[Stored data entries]
§

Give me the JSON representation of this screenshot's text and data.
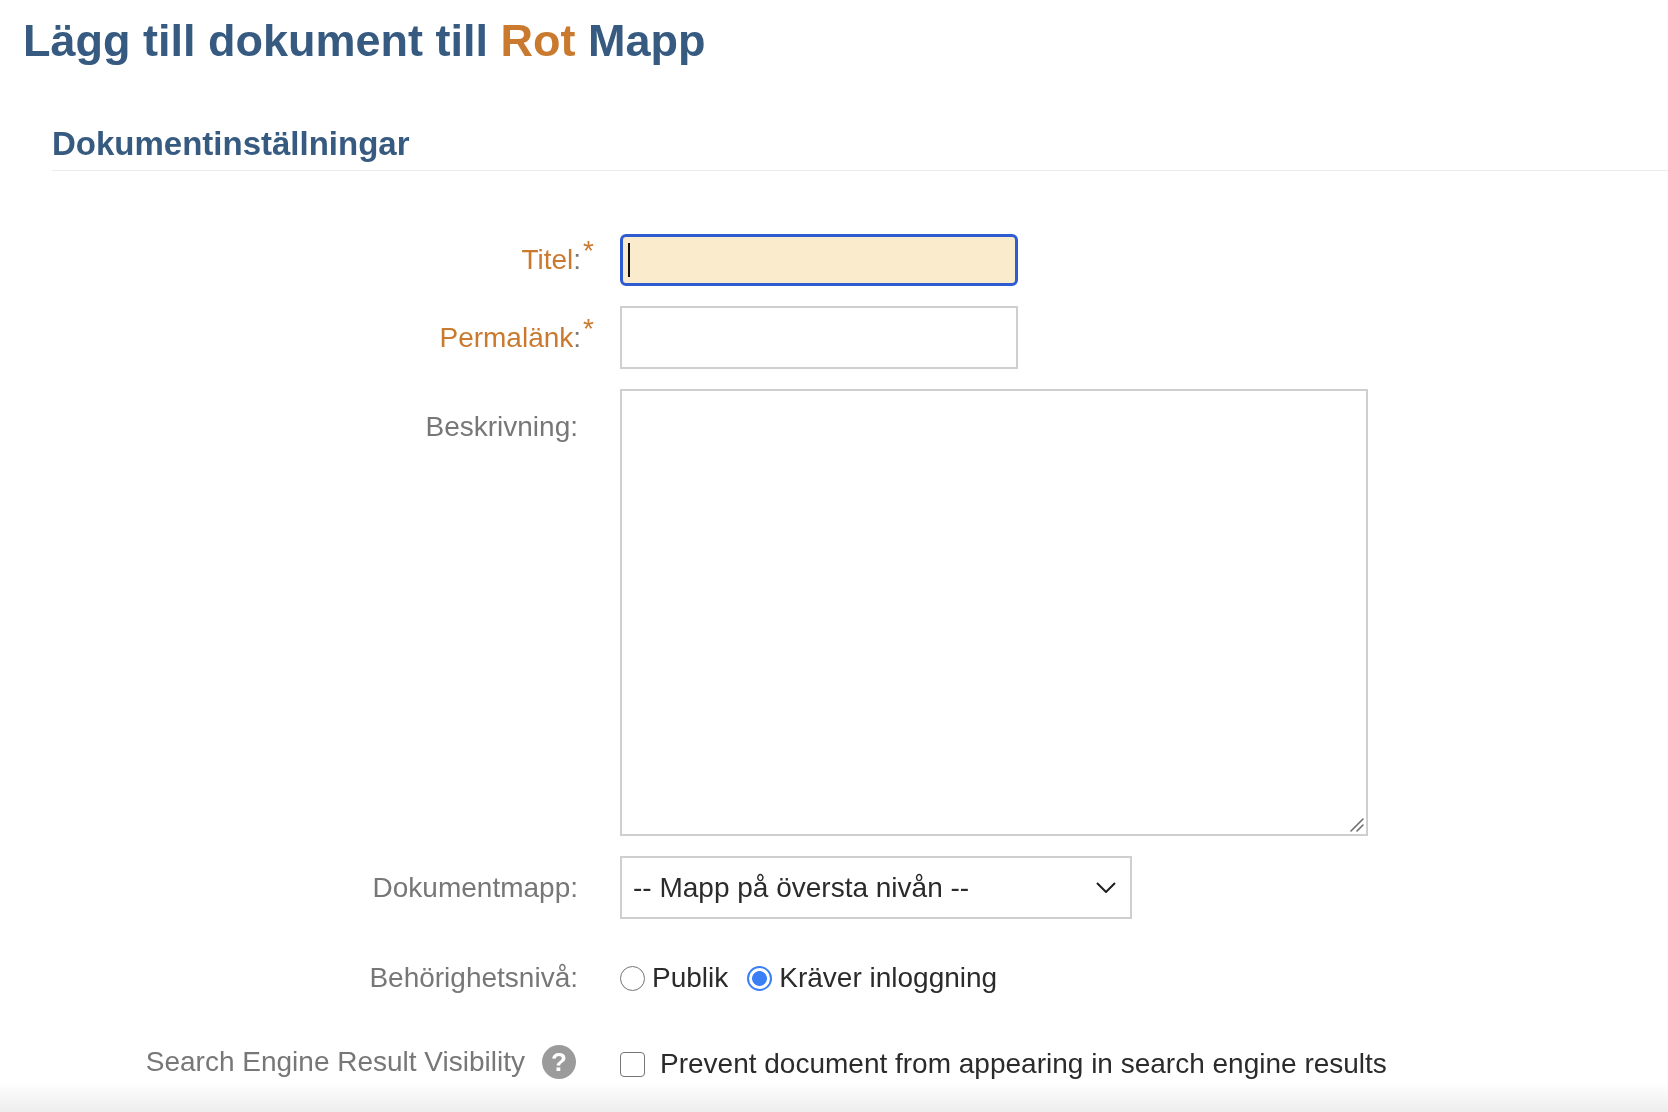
{
  "page_title": {
    "prefix": "Lägg till dokument till",
    "folder": "Rot",
    "suffix": "Mapp"
  },
  "section": {
    "heading": "Dokumentinställningar",
    "fields": [
      {
        "kind": "text",
        "label": "Titel",
        "separator": ":",
        "required": true,
        "required_mark": "*",
        "focused": true
      },
      {
        "kind": "text",
        "label": "Permalänk",
        "separator": ":",
        "required": true,
        "required_mark": "*",
        "focused": false
      },
      {
        "kind": "textarea",
        "label": "Beskrivning",
        "separator": ":",
        "required": false
      },
      {
        "kind": "select",
        "label": "Dokumentmapp",
        "separator": ":",
        "required": false,
        "value": "-- Mapp på översta nivån --"
      },
      {
        "kind": "radio",
        "label": "Behörighetsnivå",
        "separator": ":",
        "required": false,
        "options": [
          {
            "label": "Publik",
            "selected": false
          },
          {
            "label": "Kräver inloggning",
            "selected": true
          }
        ]
      },
      {
        "kind": "checkbox",
        "label": "Search Engine Result Visibility",
        "required": false,
        "help": "?",
        "option": {
          "label": "Prevent document from appearing in search engine results",
          "checked": false
        }
      }
    ]
  }
}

§

TASK STATEMENT: Output every entry word for word, but omit the pictures.

RESPONSE FOR THIS EXERCISE:
Give me the JSON representation of this screenshot's text and data.
{
  "page_title": {
    "prefix": "Lägg till dokument till",
    "folder": "Rot",
    "suffix": "Mapp"
  },
  "section": {
    "heading": "Dokumentinställningar",
    "fields": [
      {
        "kind": "text",
        "label": "Titel",
        "separator": ":",
        "required": true,
        "required_mark": "*",
        "focused": true
      },
      {
        "kind": "text",
        "label": "Permalänk",
        "separator": ":",
        "required": true,
        "required_mark": "*",
        "focused": false
      },
      {
        "kind": "textarea",
        "label": "Beskrivning",
        "separator": ":",
        "required": false
      },
      {
        "kind": "select",
        "label": "Dokumentmapp",
        "separator": ":",
        "required": false,
        "value": "-- Mapp på översta nivån --"
      },
      {
        "kind": "radio",
        "label": "Behörighetsnivå",
        "separator": ":",
        "required": false,
        "options": [
          {
            "label": "Publik",
            "selected": false
          },
          {
            "label": "Kräver inloggning",
            "selected": true
          }
        ]
      },
      {
        "kind": "checkbox",
        "label": "Search Engine Result Visibility",
        "required": false,
        "help": "?",
        "option": {
          "label": "Prevent document from appearing in search engine results",
          "checked": false
        }
      }
    ]
  }
}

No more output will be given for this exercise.